REQUEST. Go through the lines below. Copy those with "Performance".

[Data records]
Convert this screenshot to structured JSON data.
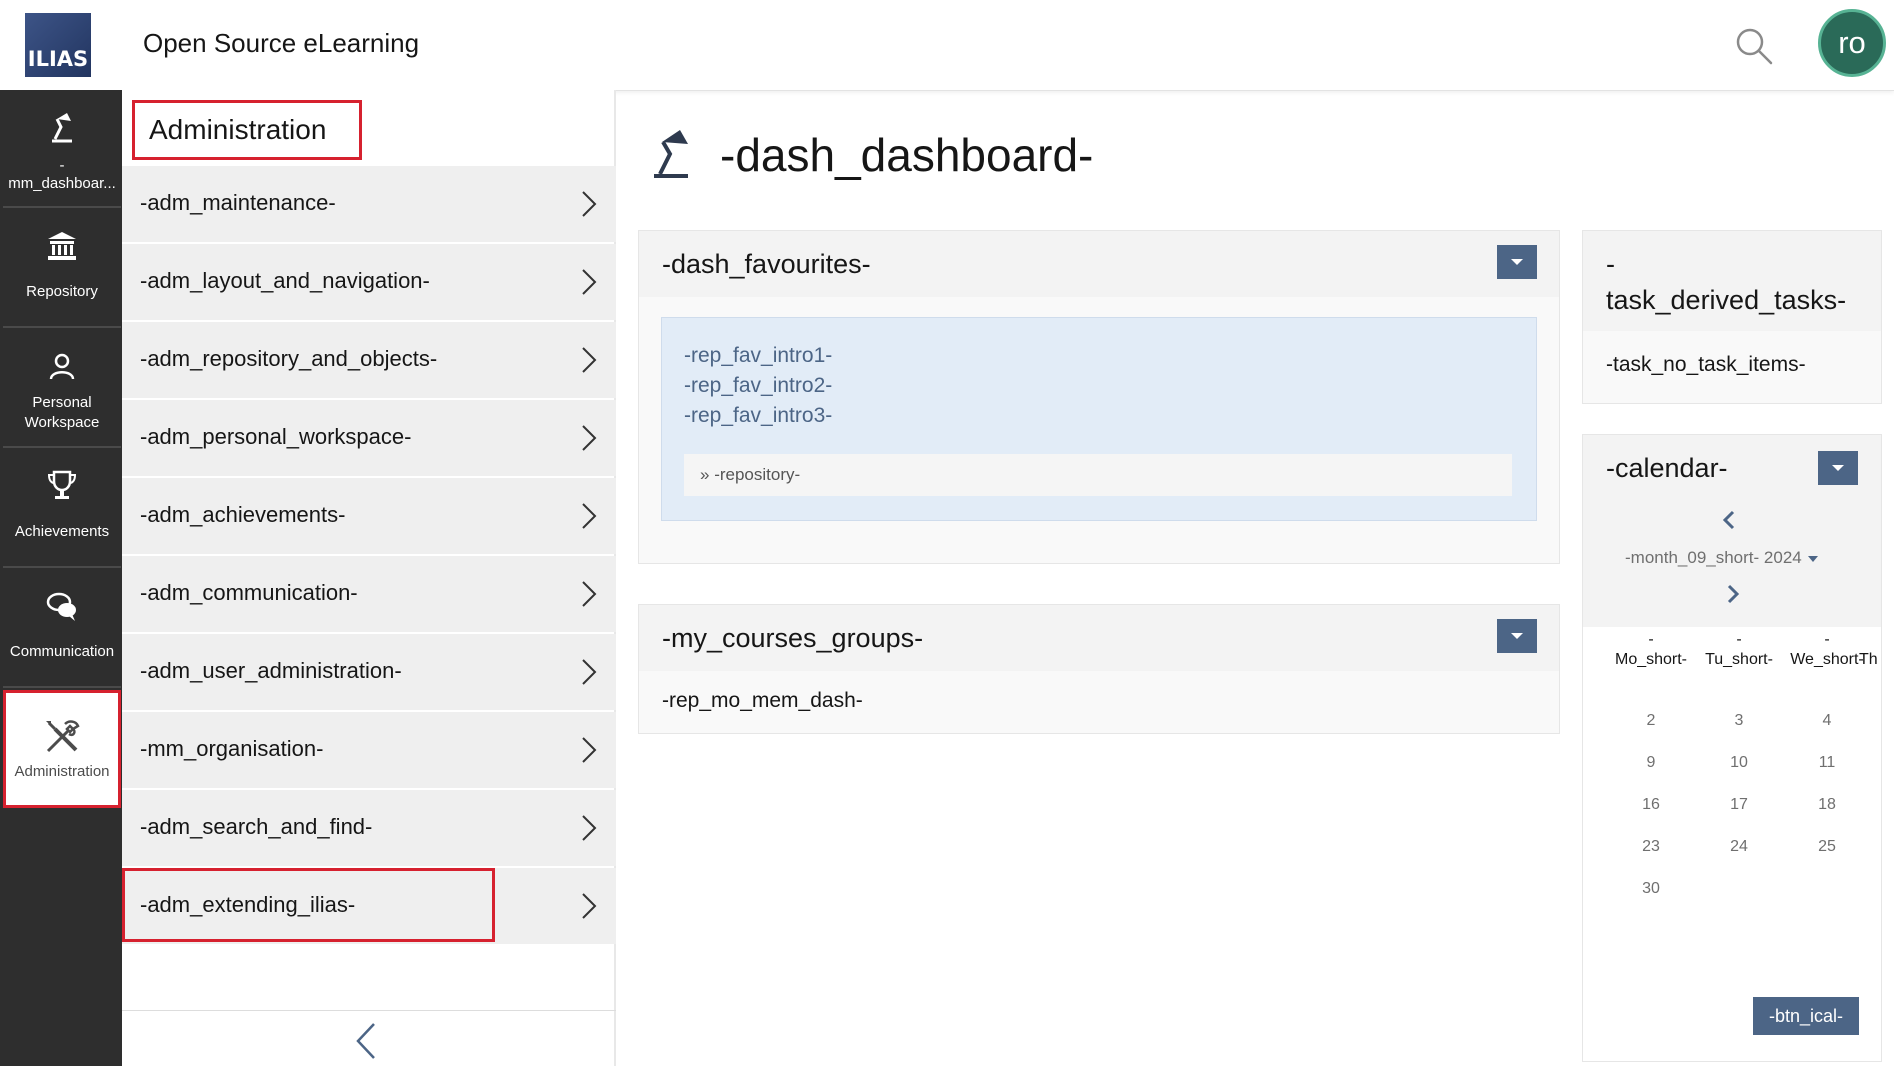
{
  "header": {
    "logo_text": "ILIAS",
    "site_title": "Open Source eLearning",
    "search_icon": "search-icon",
    "avatar_initials": "ro",
    "avatar_color": "#2a6a58"
  },
  "mainbar": {
    "items": [
      {
        "label_line1": "-",
        "label_line2": "mm_dashboar...",
        "icon": "dashboard-lamp-icon"
      },
      {
        "label": "Repository",
        "icon": "repository-icon"
      },
      {
        "label_line1": "Personal",
        "label_line2": "Workspace",
        "icon": "person-icon"
      },
      {
        "label": "Achievements",
        "icon": "trophy-icon"
      },
      {
        "label": "Communication",
        "icon": "chat-bubbles-icon"
      },
      {
        "label": "Administration",
        "icon": "tools-icon",
        "active": true
      }
    ]
  },
  "slate": {
    "title": "Administration",
    "items": [
      "-adm_maintenance-",
      "-adm_layout_and_navigation-",
      "-adm_repository_and_objects-",
      "-adm_personal_workspace-",
      "-adm_achievements-",
      "-adm_communication-",
      "-adm_user_administration-",
      "-mm_organisation-",
      "-adm_search_and_find-",
      "-adm_extending_ilias-"
    ]
  },
  "content": {
    "page_title": "-dash_dashboard-",
    "favourites": {
      "title": "-dash_favourites-",
      "intro": [
        "-rep_fav_intro1-",
        "-rep_fav_intro2-",
        "-rep_fav_intro3-"
      ],
      "repo_prefix": "» ",
      "repo_link": "-repository-"
    },
    "courses": {
      "title": "-my_courses_groups-",
      "text": "-rep_mo_mem_dash-"
    },
    "tasks": {
      "title_line1": "-",
      "title_line2": "task_derived_tasks-",
      "text": "-task_no_task_items-"
    },
    "calendar": {
      "title": "-calendar-",
      "month": "-month_09_short- 2024",
      "weekdays": [
        {
          "dash": "-",
          "label": "Mo_short-"
        },
        {
          "dash": "-",
          "label": "Tu_short-"
        },
        {
          "dash": "-",
          "label": "We_short-"
        },
        {
          "dash": "",
          "label": "Th"
        }
      ],
      "days": [
        [
          "2",
          "3",
          "4"
        ],
        [
          "9",
          "10",
          "11"
        ],
        [
          "16",
          "17",
          "18"
        ],
        [
          "23",
          "24",
          "25"
        ],
        [
          "30",
          "",
          ""
        ]
      ],
      "ical_button": "-btn_ical-"
    }
  },
  "colors": {
    "accent": "#4c6586",
    "highlight_border": "#d6212f",
    "mainbar_bg": "#2e2e2e"
  }
}
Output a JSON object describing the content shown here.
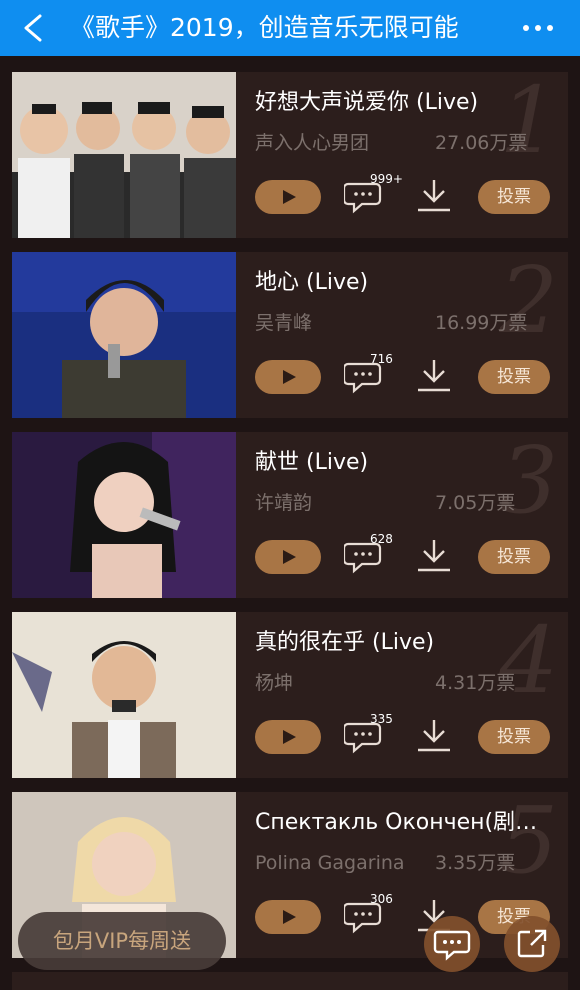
{
  "header": {
    "title": "《歌手》2019，创造音乐无限可能"
  },
  "songs": [
    {
      "rank": "1",
      "title": "好想大声说爱你 (Live)",
      "artist": "声入人心男团",
      "votes": "27.06万票",
      "comments": "999+",
      "vote_label": "投票"
    },
    {
      "rank": "2",
      "title": "地心 (Live)",
      "artist": "吴青峰",
      "votes": "16.99万票",
      "comments": "716",
      "vote_label": "投票"
    },
    {
      "rank": "3",
      "title": "献世 (Live)",
      "artist": "许靖韵",
      "votes": "7.05万票",
      "comments": "628",
      "vote_label": "投票"
    },
    {
      "rank": "4",
      "title": "真的很在乎 (Live)",
      "artist": "杨坤",
      "votes": "4.31万票",
      "comments": "335",
      "vote_label": "投票"
    },
    {
      "rank": "5",
      "title": "Спектакль Окончен(剧…",
      "artist": "Polina Gagarina",
      "votes": "3.35万票",
      "comments": "306",
      "vote_label": "投票"
    }
  ],
  "vip_banner": "包月VIP每周送",
  "colors": {
    "header": "#0f8ef0",
    "accent": "#a87545",
    "card": "#2c1e1c",
    "background": "#1e1414"
  }
}
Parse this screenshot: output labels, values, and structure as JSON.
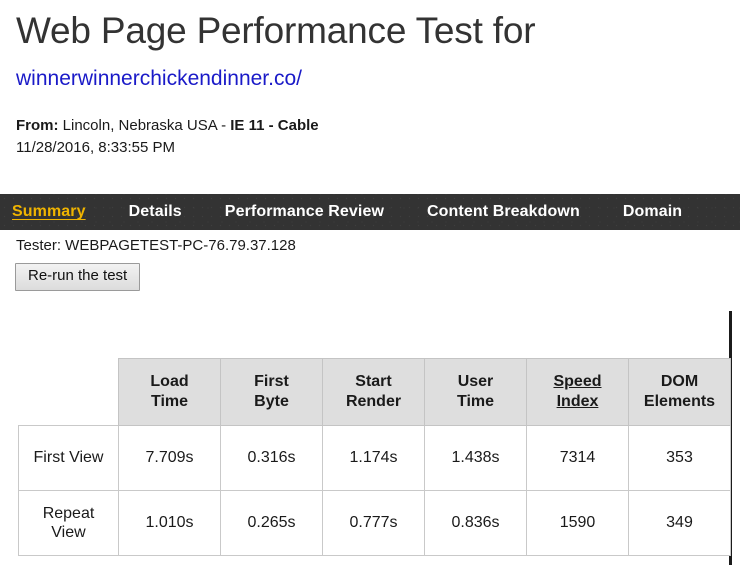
{
  "header": {
    "title": "Web Page Performance Test for",
    "url": "winnerwinnerchickendinner.co/",
    "from_label": "From:",
    "from_location": " Lincoln, Nebraska USA - ",
    "from_config": "IE 11 - Cable",
    "timestamp": "11/28/2016, 8:33:55 PM"
  },
  "nav": {
    "items": [
      {
        "label": "Summary",
        "active": true
      },
      {
        "label": "Details",
        "active": false
      },
      {
        "label": "Performance Review",
        "active": false
      },
      {
        "label": "Content Breakdown",
        "active": false
      },
      {
        "label": "Domain",
        "active": false
      }
    ],
    "active_color": "#f0b400",
    "background_color": "#333333",
    "text_color": "#ffffff"
  },
  "tester": {
    "line": "Tester: WEBPAGETEST-PC-76.79.37.128",
    "rerun_label": "Re-run the test"
  },
  "results_table": {
    "corner_header": "",
    "columns": [
      {
        "line1": "Load",
        "line2": "Time",
        "underlined": false
      },
      {
        "line1": "First",
        "line2": "Byte",
        "underlined": false
      },
      {
        "line1": "Start",
        "line2": "Render",
        "underlined": false
      },
      {
        "line1": "User",
        "line2": "Time",
        "underlined": false
      },
      {
        "line1": "Speed",
        "line2": "Index",
        "underlined": true
      },
      {
        "line1": "DOM",
        "line2": "Elements",
        "underlined": false
      }
    ],
    "rows": [
      {
        "label_line1": "First View",
        "label_line2": "",
        "values": [
          "7.709s",
          "0.316s",
          "1.174s",
          "1.438s",
          "7314",
          "353"
        ]
      },
      {
        "label_line1": "Repeat",
        "label_line2": "View",
        "values": [
          "1.010s",
          "0.265s",
          "0.777s",
          "0.836s",
          "1590",
          "349"
        ]
      }
    ]
  },
  "colors": {
    "link": "#1a1aC8",
    "header_gray": "#dedede",
    "border_gray": "#c9c9c9"
  }
}
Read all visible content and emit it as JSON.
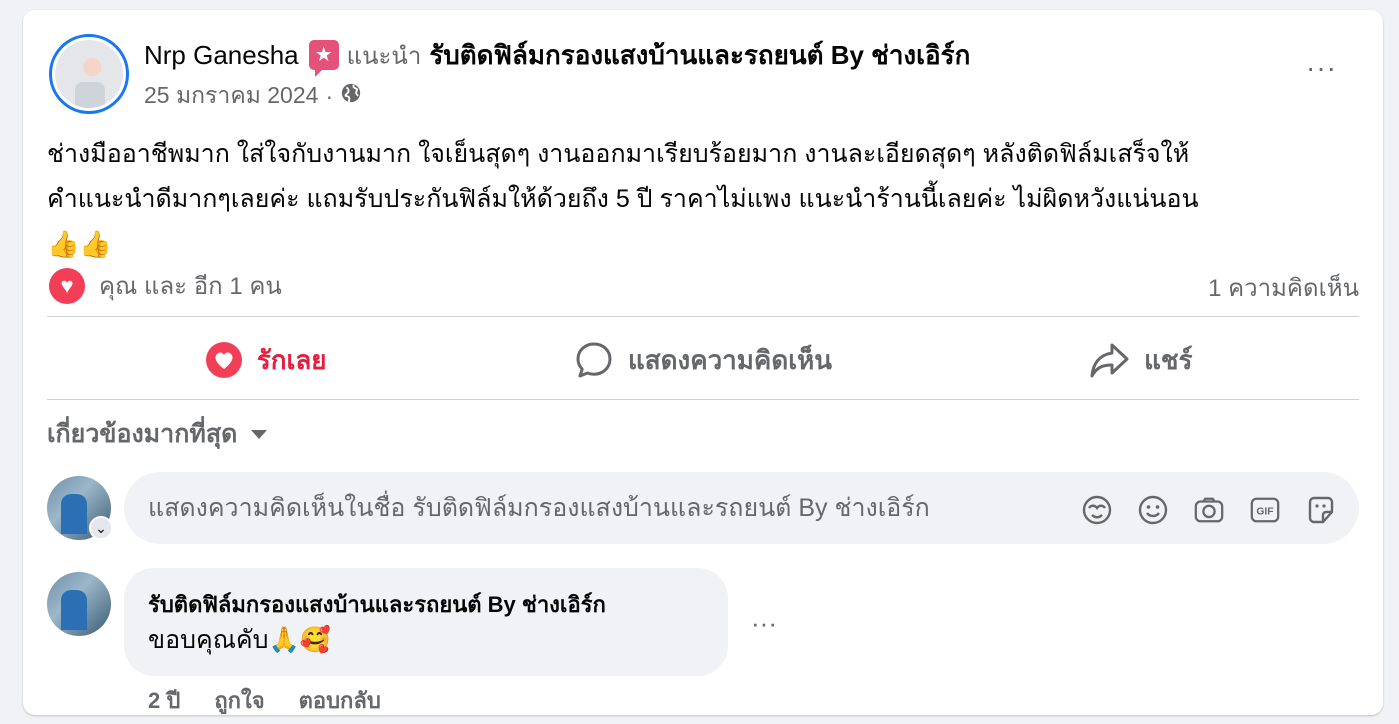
{
  "post": {
    "author": "Nrp Ganesha",
    "recommends_label": "แนะนำ",
    "page_name": "รับติดฟิล์มกรองแสงบ้านและรถยนต์ By ช่างเอิร์ก",
    "date": "25 มกราคม 2024",
    "meta_separator": "·",
    "audience_icon": "globe-icon",
    "more_icon": "···",
    "text_line1": "ช่างมืออาชีพมาก ใส่ใจกับงานมาก ใจเย็นสุดๆ งานออกมาเรียบร้อยมาก งานละเอียดสุดๆ หลังติดฟิล์มเสร็จให้",
    "text_line2": "คำแนะนำดีมากๆเลยค่ะ แถมรับประกันฟิล์มให้ด้วยถึง 5 ปี ราคาไม่แพง แนะนำร้านนี้เลยค่ะ ไม่ผิดหวังแน่นอน",
    "emojis": "👍👍",
    "badge_icon": "star-badge-icon"
  },
  "reactions": {
    "summary": "คุณ และ อีก 1 คน",
    "comment_count": "1 ความคิดเห็น",
    "reaction_icon": "love-icon"
  },
  "actions": {
    "love": "รักเลย",
    "comment": "แสดงความคิดเห็น",
    "share": "แชร์"
  },
  "comments": {
    "sort_label": "เกี่ยวข้องมากที่สุด",
    "input_placeholder": "แสดงความคิดเห็นในชื่อ รับติดฟิล์มกรองแสงบ้านและรถยนต์ By ช่างเอิร์ก",
    "input_icons": [
      "avatar-sticker-icon",
      "emoji-icon",
      "camera-icon",
      "gif-icon",
      "sticker-icon"
    ],
    "reply": {
      "author": "รับติดฟิล์มกรองแสงบ้านและรถยนต์ By ช่างเอิร์ก",
      "text": "ขอบคุณคับ🙏🥰",
      "time": "2 ปี",
      "like": "ถูกใจ",
      "reply": "ตอบกลับ",
      "more_icon": "···"
    }
  },
  "colors": {
    "accent": "#1877f2",
    "love": "#e41e3f",
    "secondary_text": "#65676b",
    "badge": "#e4527a"
  }
}
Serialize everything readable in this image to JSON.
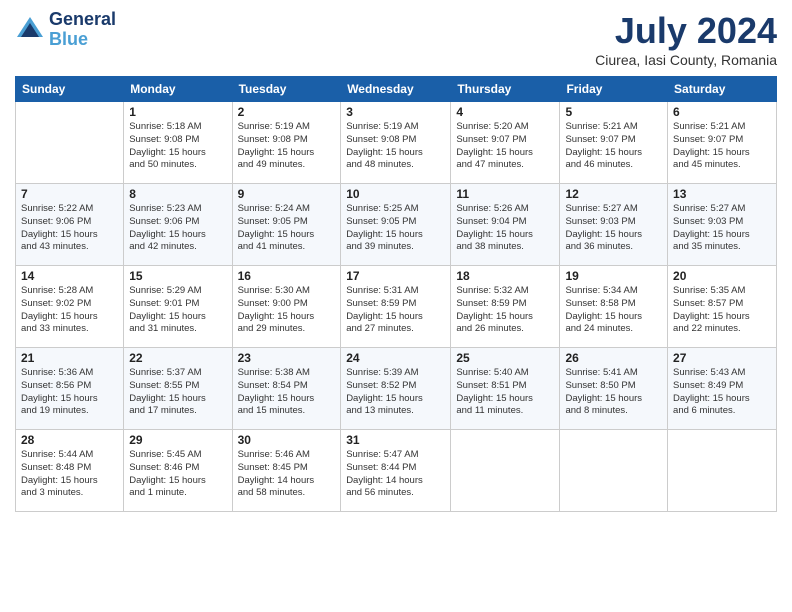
{
  "header": {
    "logo_line1": "General",
    "logo_line2": "Blue",
    "month_year": "July 2024",
    "location": "Ciurea, Iasi County, Romania"
  },
  "columns": [
    "Sunday",
    "Monday",
    "Tuesday",
    "Wednesday",
    "Thursday",
    "Friday",
    "Saturday"
  ],
  "weeks": [
    [
      {
        "day": "",
        "info": ""
      },
      {
        "day": "1",
        "info": "Sunrise: 5:18 AM\nSunset: 9:08 PM\nDaylight: 15 hours\nand 50 minutes."
      },
      {
        "day": "2",
        "info": "Sunrise: 5:19 AM\nSunset: 9:08 PM\nDaylight: 15 hours\nand 49 minutes."
      },
      {
        "day": "3",
        "info": "Sunrise: 5:19 AM\nSunset: 9:08 PM\nDaylight: 15 hours\nand 48 minutes."
      },
      {
        "day": "4",
        "info": "Sunrise: 5:20 AM\nSunset: 9:07 PM\nDaylight: 15 hours\nand 47 minutes."
      },
      {
        "day": "5",
        "info": "Sunrise: 5:21 AM\nSunset: 9:07 PM\nDaylight: 15 hours\nand 46 minutes."
      },
      {
        "day": "6",
        "info": "Sunrise: 5:21 AM\nSunset: 9:07 PM\nDaylight: 15 hours\nand 45 minutes."
      }
    ],
    [
      {
        "day": "7",
        "info": "Sunrise: 5:22 AM\nSunset: 9:06 PM\nDaylight: 15 hours\nand 43 minutes."
      },
      {
        "day": "8",
        "info": "Sunrise: 5:23 AM\nSunset: 9:06 PM\nDaylight: 15 hours\nand 42 minutes."
      },
      {
        "day": "9",
        "info": "Sunrise: 5:24 AM\nSunset: 9:05 PM\nDaylight: 15 hours\nand 41 minutes."
      },
      {
        "day": "10",
        "info": "Sunrise: 5:25 AM\nSunset: 9:05 PM\nDaylight: 15 hours\nand 39 minutes."
      },
      {
        "day": "11",
        "info": "Sunrise: 5:26 AM\nSunset: 9:04 PM\nDaylight: 15 hours\nand 38 minutes."
      },
      {
        "day": "12",
        "info": "Sunrise: 5:27 AM\nSunset: 9:03 PM\nDaylight: 15 hours\nand 36 minutes."
      },
      {
        "day": "13",
        "info": "Sunrise: 5:27 AM\nSunset: 9:03 PM\nDaylight: 15 hours\nand 35 minutes."
      }
    ],
    [
      {
        "day": "14",
        "info": "Sunrise: 5:28 AM\nSunset: 9:02 PM\nDaylight: 15 hours\nand 33 minutes."
      },
      {
        "day": "15",
        "info": "Sunrise: 5:29 AM\nSunset: 9:01 PM\nDaylight: 15 hours\nand 31 minutes."
      },
      {
        "day": "16",
        "info": "Sunrise: 5:30 AM\nSunset: 9:00 PM\nDaylight: 15 hours\nand 29 minutes."
      },
      {
        "day": "17",
        "info": "Sunrise: 5:31 AM\nSunset: 8:59 PM\nDaylight: 15 hours\nand 27 minutes."
      },
      {
        "day": "18",
        "info": "Sunrise: 5:32 AM\nSunset: 8:59 PM\nDaylight: 15 hours\nand 26 minutes."
      },
      {
        "day": "19",
        "info": "Sunrise: 5:34 AM\nSunset: 8:58 PM\nDaylight: 15 hours\nand 24 minutes."
      },
      {
        "day": "20",
        "info": "Sunrise: 5:35 AM\nSunset: 8:57 PM\nDaylight: 15 hours\nand 22 minutes."
      }
    ],
    [
      {
        "day": "21",
        "info": "Sunrise: 5:36 AM\nSunset: 8:56 PM\nDaylight: 15 hours\nand 19 minutes."
      },
      {
        "day": "22",
        "info": "Sunrise: 5:37 AM\nSunset: 8:55 PM\nDaylight: 15 hours\nand 17 minutes."
      },
      {
        "day": "23",
        "info": "Sunrise: 5:38 AM\nSunset: 8:54 PM\nDaylight: 15 hours\nand 15 minutes."
      },
      {
        "day": "24",
        "info": "Sunrise: 5:39 AM\nSunset: 8:52 PM\nDaylight: 15 hours\nand 13 minutes."
      },
      {
        "day": "25",
        "info": "Sunrise: 5:40 AM\nSunset: 8:51 PM\nDaylight: 15 hours\nand 11 minutes."
      },
      {
        "day": "26",
        "info": "Sunrise: 5:41 AM\nSunset: 8:50 PM\nDaylight: 15 hours\nand 8 minutes."
      },
      {
        "day": "27",
        "info": "Sunrise: 5:43 AM\nSunset: 8:49 PM\nDaylight: 15 hours\nand 6 minutes."
      }
    ],
    [
      {
        "day": "28",
        "info": "Sunrise: 5:44 AM\nSunset: 8:48 PM\nDaylight: 15 hours\nand 3 minutes."
      },
      {
        "day": "29",
        "info": "Sunrise: 5:45 AM\nSunset: 8:46 PM\nDaylight: 15 hours\nand 1 minute."
      },
      {
        "day": "30",
        "info": "Sunrise: 5:46 AM\nSunset: 8:45 PM\nDaylight: 14 hours\nand 58 minutes."
      },
      {
        "day": "31",
        "info": "Sunrise: 5:47 AM\nSunset: 8:44 PM\nDaylight: 14 hours\nand 56 minutes."
      },
      {
        "day": "",
        "info": ""
      },
      {
        "day": "",
        "info": ""
      },
      {
        "day": "",
        "info": ""
      }
    ]
  ]
}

RESPONSE BELOW.
    "title": "Web Page Performance Test for",
        "label": "Performance Review",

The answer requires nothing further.